>> Begin DATA SUPPLIED

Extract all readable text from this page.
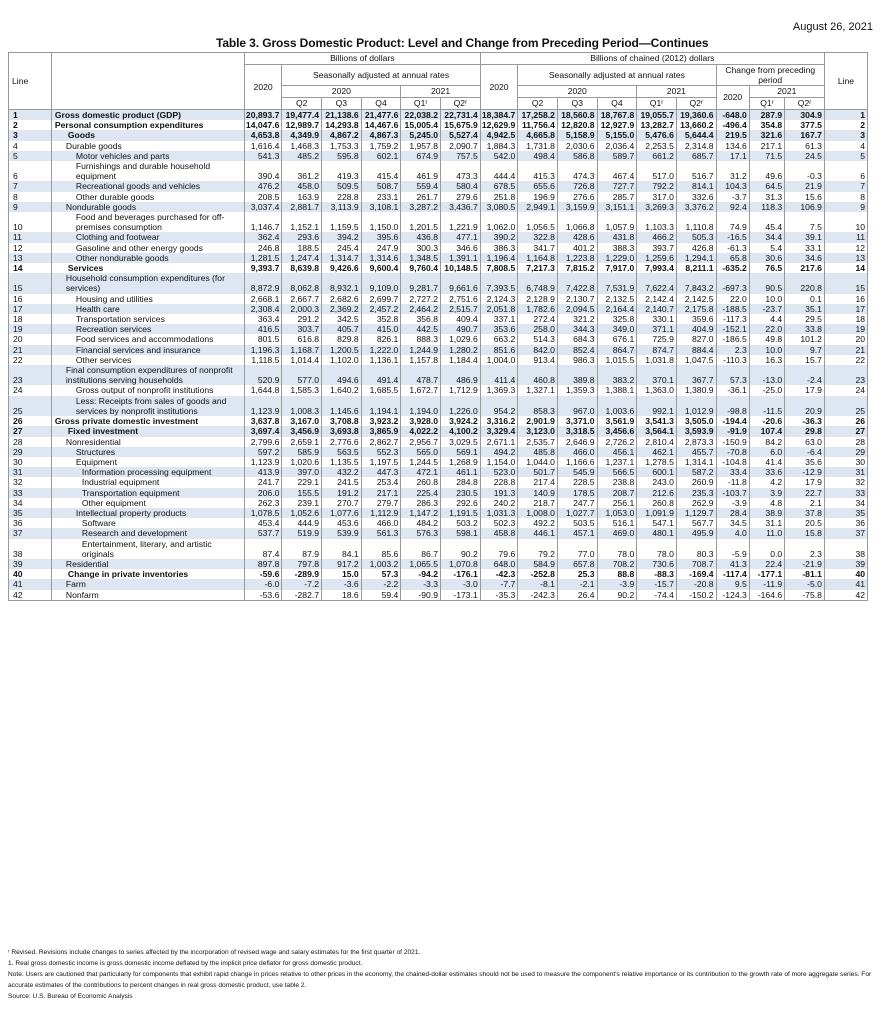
August 26, 2021
Table 3. Gross Domestic Product: Level and Change from Preceding Period—Continues
Line		Billions of dollars						Billions of chained (2012) dollars									Line
		2020	Seasonally adjusted at annual rates					2020	Seasonally adjusted at annual rates					Change from preceding period			
			2020			2021			2020			2021		2020	2021		
			Q2	Q3	Q4	Q1ʳ	Q2ʳ		Q2	Q3	Q4	Q1ʳ	Q2ʳ		Q1ʳ	Q2ʳ	
1	Gross domestic product (GDP)	20,893.7	19,477.4	21,138.6	21,477.6	22,038.2	22,731.4	18,384.7	17,258.2	18,560.8	18,767.8	19,055.7	19,360.6	-648.0	287.9	304.9	1
2	Personal consumption expenditures	14,047.6	12,989.7	14,293.8	14,467.6	15,005.4	15,675.9	12,629.9	11,756.4	12,820.8	12,927.9	13,282.7	13,660.2	-496.4	354.8	377.5	2
3	Goods	4,653.8	4,349.9	4,867.2	4,867.3	5,245.0	5,527.4	4,942.5	4,665.8	5,158.9	5,155.0	5,476.6	5,644.4	219.5	321.6	167.7	3
4	Durable goods	1,616.4	1,468.3	1,753.3	1,759.2	1,957.8	2,090.7	1,884.3	1,731.8	2,030.6	2,036.4	2,253.5	2,314.8	134.6	217.1	61.3	4
5	Motor vehicles and parts	541.3	485.2	595.8	602.1	674.9	757.5	542.0	498.4	586.8	589.7	661.2	685.7	17.1	71.5	24.5	5
6	Furnishings and durable household equipment	390.4	361.2	419.3	415.4	461.9	473.3	444.4	415.3	474.3	467.4	517.0	516.7	31.2	49.6	-0.3	6
7	Recreational goods and vehicles	476.2	458.0	509.5	508.7	559.4	580.4	678.5	655.6	726.8	727.7	792.2	814.1	104.3	64.5	21.9	7
8	Other durable goods	208.5	163.9	228.8	233.1	261.7	279.6	251.8	196.9	276.6	285.7	317.0	332.6	-3.7	31.3	15.6	8
9	Nondurable goods	3,037.4	2,881.7	3,113.9	3,108.1	3,287.2	3,436.7	3,080.5	2,949.1	3,159.9	3,151.1	3,269.3	3,376.2	92.4	118.3	106.9	9
10	Food and beverages purchased for off-premises consumption	1,146.7	1,152.1	1,159.5	1,150.0	1,201.5	1,221.9	1,062.0	1,056.5	1,066.8	1,057.9	1,103.3	1,110.8	74.9	45.4	7.5	10
11	Clothing and footwear	362.4	293.6	394.2	395.6	436.8	477.1	390.2	322.8	428.6	431.8	466.2	505.3	-16.5	34.4	39.1	11
12	Gasoline and other energy goods	246.8	188.5	245.4	247.9	300.3	346.6	386.3	341.7	401.2	388.3	393.7	426.8	-61.3	5.4	33.1	12
13	Other nondurable goods	1,281.5	1,247.4	1,314.7	1,314.6	1,348.5	1,391.1	1,196.4	1,164.8	1,223.8	1,229.0	1,259.6	1,294.1	65.8	30.6	34.6	13
14	Services	9,393.7	8,639.8	9,426.6	9,600.4	9,760.4	10,148.5	7,808.5	7,217.3	7,815.2	7,917.0	7,993.4	8,211.1	-635.2	76.5	217.6	14
15	Household consumption expenditures (for services)	8,872.9	8,062.8	8,932.1	9,109.0	9,281.7	9,661.6	7,393.5	6,748.9	7,422.8	7,531.9	7,622.4	7,843.2	-697.3	90.5	220.8	15
16	Housing and utilities	2,668.1	2,667.7	2,682.6	2,699.7	2,727.2	2,751.6	2,124.3	2,128.9	2,130.7	2,132.5	2,142.4	2,142.5	22.0	10.0	0.1	16
17	Health care	2,308.4	2,000.3	2,369.2	2,457.2	2,464.2	2,515.7	2,051.8	1,782.6	2,094.5	2,164.4	2,140.7	2,175.8	-188.5	-23.7	35.1	17
18	Transportation services	363.4	291.2	342.5	352.8	356.8	409.4	337.1	272.4	321.2	325.8	330.1	359.6	-117.3	4.4	29.5	18
19	Recreation services	416.5	303.7	405.7	415.0	442.5	490.7	353.6	258.0	344.3	349.0	371.1	404.9	-152.1	22.0	33.8	19
20	Food services and accommodations	801.5	616.8	829.8	826.1	888.3	1,029.6	663.2	514.3	684.3	676.1	725.9	827.0	-186.5	49.8	101.2	20
21	Financial services and insurance	1,196.3	1,168.7	1,200.5	1,222.0	1,244.9	1,280.2	851.6	842.0	852.4	864.7	874.7	884.4	2.3	10.0	9.7	21
22	Other services	1,118.5	1,014.4	1,102.0	1,136.1	1,157.8	1,184.4	1,004.0	913.4	986.3	1,015.5	1,031.8	1,047.5	-110.3	16.3	15.7	22
23	Final consumption expenditures of nonprofit institutions serving households	520.9	577.0	494.6	491.4	478.7	486.9	411.4	460.8	389.8	383.2	370.1	367.7	57.3	-13.0	-2.4	23
24	Gross output of nonprofit institutions	1,644.8	1,585.3	1,640.2	1,685.5	1,672.7	1,712.9	1,369.3	1,327.1	1,359.3	1,388.1	1,363.0	1,380.9	-36.1	-25.0	17.9	24
25	Less: Receipts from sales of goods and services by nonprofit institutions	1,123.9	1,008.3	1,145.6	1,194.1	1,194.0	1,226.0	954.2	858.3	967.0	1,003.6	992.1	1,012.9	-98.8	-11.5	20.9	25
26	Gross private domestic investment	3,637.8	3,167.0	3,708.8	3,923.2	3,928.0	3,924.2	3,316.2	2,901.9	3,371.0	3,561.9	3,541.3	3,505.0	-194.4	-20.6	-36.3	26
27	Fixed investment	3,697.4	3,456.9	3,693.8	3,865.9	4,022.2	4,100.2	3,329.4	3,123.0	3,318.5	3,456.6	3,564.1	3,593.9	-91.9	107.4	29.8	27
28	Nonresidential	2,799.6	2,659.1	2,776.6	2,862.7	2,956.7	3,029.5	2,671.1	2,535.7	2,646.9	2,726.2	2,810.4	2,873.3	-150.9	84.2	63.0	28
29	Structures	597.2	585.9	563.5	552.3	565.0	569.1	494.2	485.8	466.0	456.1	462.1	455.7	-70.8	6.0	-6.4	29
30	Equipment	1,123.9	1,020.6	1,135.5	1,197.5	1,244.5	1,268.9	1,154.0	1,044.0	1,166.6	1,237.1	1,278.5	1,314.1	-104.8	41.4	35.6	30
31	Information processing equipment	413.9	397.0	432.2	447.3	472.1	461.1	523.0	501.7	545.9	566.5	600.1	587.2	33.4	33.6	-12.9	31
32	Industrial equipment	241.7	229.1	241.5	253.4	260.8	284.8	228.8	217.4	228.5	238.8	243.0	260.9	-11.8	4.2	17.9	32
33	Transportation equipment	206.0	155.5	191.2	217.1	225.4	230.5	191.3	140.9	178.5	208.7	212.6	235.3	-103.7	3.9	22.7	33
34	Other equipment	262.3	239.1	270.7	279.7	286.3	292.6	240.2	218.7	247.7	256.1	260.8	262.9	-3.9	4.8	2.1	34
35	Intellectual property products	1,078.5	1,052.6	1,077.6	1,112.9	1,147.2	1,191.5	1,031.3	1,008.0	1,027.7	1,053.0	1,091.9	1,129.7	28.4	38.9	37.8	35
36	Software	453.4	444.9	453.6	466.0	484.2	503.2	502.3	492.2	503.5	516.1	547.1	567.7	34.5	31.1	20.5	36
37	Research and development	537.7	519.9	539.9	561.3	576.3	598.1	458.8	446.1	457.1	469.0	480.1	495.9	4.0	11.0	15.8	37
38	Entertainment, literary, and artistic originals	87.4	87.9	84.1	85.6	86.7	90.2	79.6	79.2	77.0	78.0	78.0	80.3	-5.9	0.0	2.3	38
39	Residential	897.8	797.8	917.2	1,003.2	1,065.5	1,070.8	648.0	584.9	657.8	708.2	730.6	708.7	41.3	22.4	-21.9	39
40	Change in private inventories	-59.6	-289.9	15.0	57.3	-94.2	-176.1	-42.3	-252.8	25.3	88.8	-88.3	-169.4	-117.4	-177.1	-81.1	40
41	Farm	-6.0	-7.2	-3.6	-2.2	-3.3	-3.0	-7.7	-8.1	-2.1	-3.9	-15.7	-20.8	9.5	-11.9	-5.0	41
42	Nonfarm	-53.6	-282.7	18.6	59.4	-90.9	-173.1	-35.3	-242.3	26.4	90.2	-74.4	-150.2	-124.3	-164.6	-75.8	42
ʳ Revised. Revisions include changes to series affected by the incorporation of revised wage and salary estimates for the first quarter of 2021.
1. Real gross domestic income is gross domestic income deflated by the implicit price deflator for gross domestic product.
Note. Users are cautioned that particularly for components that exhibit rapid change in prices relative to other prices in the economy, the chained-dollar estimates should not be used to measure the component's relative importance or its contribution to the growth rate of more aggregate series. For accurate estimates of the contributions to percent changes in real gross domestic product, use table 2.
Source: U.S. Bureau of Economic Analysis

>> End DATA SUPPLIED

**SHORT TASK:** Search the lines above for the string "nonprofit", then show every one that has it.

**SOLUTION FOR THIS EXERCISE:**
23	Final consumption expenditures of nonprofit institutions serving households	520.9	577.0	494.6	491.4	478.7	486.9	411.4	460.8	389.8	383.2	370.1	367.7	57.3	-13.0	-2.4	23
24	Gross output of nonprofit institutions	1,644.8	1,585.3	1,640.2	1,685.5	1,672.7	1,712.9	1,369.3	1,327.1	1,359.3	1,388.1	1,363.0	1,380.9	-36.1	-25.0	17.9	24
25	Less: Receipts from sales of goods and services by nonprofit institutions	1,123.9	1,008.3	1,145.6	1,194.1	1,194.0	1,226.0	954.2	858.3	967.0	1,003.6	992.1	1,012.9	-98.8	-11.5	20.9	25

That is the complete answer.